* The problem
Of the lines in the entries, how many hold the word "content"? Give that number alone.
________
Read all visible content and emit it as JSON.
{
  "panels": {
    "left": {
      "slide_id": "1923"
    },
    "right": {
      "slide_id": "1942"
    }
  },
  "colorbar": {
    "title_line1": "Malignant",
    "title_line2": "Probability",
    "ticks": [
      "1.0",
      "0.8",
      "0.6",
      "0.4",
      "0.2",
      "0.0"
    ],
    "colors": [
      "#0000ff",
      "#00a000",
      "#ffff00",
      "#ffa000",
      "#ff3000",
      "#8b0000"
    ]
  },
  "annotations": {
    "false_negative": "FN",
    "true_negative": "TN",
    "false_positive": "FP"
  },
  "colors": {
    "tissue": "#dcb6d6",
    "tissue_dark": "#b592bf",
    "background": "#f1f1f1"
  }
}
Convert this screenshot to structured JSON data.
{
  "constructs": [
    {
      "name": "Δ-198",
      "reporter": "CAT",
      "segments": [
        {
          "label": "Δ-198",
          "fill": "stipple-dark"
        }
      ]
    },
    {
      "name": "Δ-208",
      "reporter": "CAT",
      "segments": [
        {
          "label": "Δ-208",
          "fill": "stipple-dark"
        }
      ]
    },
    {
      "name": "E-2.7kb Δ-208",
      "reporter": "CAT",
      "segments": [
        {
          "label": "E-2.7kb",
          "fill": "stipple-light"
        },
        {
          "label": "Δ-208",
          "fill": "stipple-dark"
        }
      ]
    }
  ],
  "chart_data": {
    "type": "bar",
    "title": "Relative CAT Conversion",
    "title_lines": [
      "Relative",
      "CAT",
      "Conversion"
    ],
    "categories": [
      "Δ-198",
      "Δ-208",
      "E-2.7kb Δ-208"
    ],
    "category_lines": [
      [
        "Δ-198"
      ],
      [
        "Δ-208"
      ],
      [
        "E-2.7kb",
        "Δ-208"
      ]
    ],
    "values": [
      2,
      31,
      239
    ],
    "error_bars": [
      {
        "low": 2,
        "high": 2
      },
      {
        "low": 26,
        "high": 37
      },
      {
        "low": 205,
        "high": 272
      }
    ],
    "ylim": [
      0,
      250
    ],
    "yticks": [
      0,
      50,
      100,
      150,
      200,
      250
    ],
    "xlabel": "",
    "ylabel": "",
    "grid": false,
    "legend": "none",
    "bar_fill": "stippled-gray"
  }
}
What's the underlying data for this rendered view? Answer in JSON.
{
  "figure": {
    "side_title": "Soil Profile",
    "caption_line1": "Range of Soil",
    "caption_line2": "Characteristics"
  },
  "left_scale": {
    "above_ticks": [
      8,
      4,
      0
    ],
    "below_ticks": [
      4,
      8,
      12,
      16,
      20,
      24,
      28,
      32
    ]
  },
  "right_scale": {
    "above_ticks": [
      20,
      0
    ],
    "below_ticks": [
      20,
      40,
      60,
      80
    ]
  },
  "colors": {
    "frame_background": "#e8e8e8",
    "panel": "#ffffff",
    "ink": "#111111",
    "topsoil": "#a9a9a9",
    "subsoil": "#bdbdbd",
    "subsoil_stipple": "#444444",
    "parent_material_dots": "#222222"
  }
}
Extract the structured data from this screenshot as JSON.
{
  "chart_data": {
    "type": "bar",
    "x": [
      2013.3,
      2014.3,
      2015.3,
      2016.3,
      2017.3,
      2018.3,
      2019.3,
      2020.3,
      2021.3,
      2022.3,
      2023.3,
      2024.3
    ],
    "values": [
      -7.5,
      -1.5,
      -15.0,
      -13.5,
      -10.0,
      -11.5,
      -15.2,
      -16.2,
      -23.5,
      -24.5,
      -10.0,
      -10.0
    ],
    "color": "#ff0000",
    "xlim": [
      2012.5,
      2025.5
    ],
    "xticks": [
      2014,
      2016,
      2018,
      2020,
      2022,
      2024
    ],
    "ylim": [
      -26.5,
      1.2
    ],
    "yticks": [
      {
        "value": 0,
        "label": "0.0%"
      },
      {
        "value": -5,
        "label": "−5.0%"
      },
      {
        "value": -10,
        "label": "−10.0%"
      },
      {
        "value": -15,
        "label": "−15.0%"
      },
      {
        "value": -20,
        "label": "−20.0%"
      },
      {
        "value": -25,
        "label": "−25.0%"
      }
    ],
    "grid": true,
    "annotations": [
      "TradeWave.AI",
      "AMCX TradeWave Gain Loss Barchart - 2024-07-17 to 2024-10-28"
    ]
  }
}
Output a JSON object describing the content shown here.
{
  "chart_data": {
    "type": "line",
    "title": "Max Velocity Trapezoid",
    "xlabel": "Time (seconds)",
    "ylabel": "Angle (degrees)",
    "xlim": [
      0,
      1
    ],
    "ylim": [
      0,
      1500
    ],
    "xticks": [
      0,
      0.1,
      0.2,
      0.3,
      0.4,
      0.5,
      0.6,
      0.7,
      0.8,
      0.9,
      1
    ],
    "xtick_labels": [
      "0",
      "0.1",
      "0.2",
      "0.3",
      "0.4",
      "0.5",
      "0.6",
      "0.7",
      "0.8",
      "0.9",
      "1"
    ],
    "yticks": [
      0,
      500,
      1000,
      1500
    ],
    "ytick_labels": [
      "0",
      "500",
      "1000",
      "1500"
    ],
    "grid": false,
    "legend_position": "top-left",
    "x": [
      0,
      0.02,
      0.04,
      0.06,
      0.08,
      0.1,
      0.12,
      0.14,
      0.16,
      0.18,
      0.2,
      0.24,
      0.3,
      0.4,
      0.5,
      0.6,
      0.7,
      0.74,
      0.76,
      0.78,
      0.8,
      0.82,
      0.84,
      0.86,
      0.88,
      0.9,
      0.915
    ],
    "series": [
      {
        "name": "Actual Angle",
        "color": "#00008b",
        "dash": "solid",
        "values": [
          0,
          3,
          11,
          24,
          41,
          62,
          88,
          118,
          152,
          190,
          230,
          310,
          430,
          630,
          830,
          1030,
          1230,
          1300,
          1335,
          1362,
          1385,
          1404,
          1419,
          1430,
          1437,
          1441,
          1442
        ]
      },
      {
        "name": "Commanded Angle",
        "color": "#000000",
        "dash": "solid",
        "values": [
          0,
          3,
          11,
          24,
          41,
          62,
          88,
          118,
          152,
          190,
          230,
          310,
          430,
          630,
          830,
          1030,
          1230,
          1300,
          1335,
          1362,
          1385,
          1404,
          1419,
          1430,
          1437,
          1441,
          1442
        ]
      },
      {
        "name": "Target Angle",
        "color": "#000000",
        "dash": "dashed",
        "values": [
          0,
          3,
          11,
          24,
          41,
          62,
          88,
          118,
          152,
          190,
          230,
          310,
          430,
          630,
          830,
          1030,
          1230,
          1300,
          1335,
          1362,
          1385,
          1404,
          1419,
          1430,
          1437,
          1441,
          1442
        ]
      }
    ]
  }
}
________
* Exercise result
2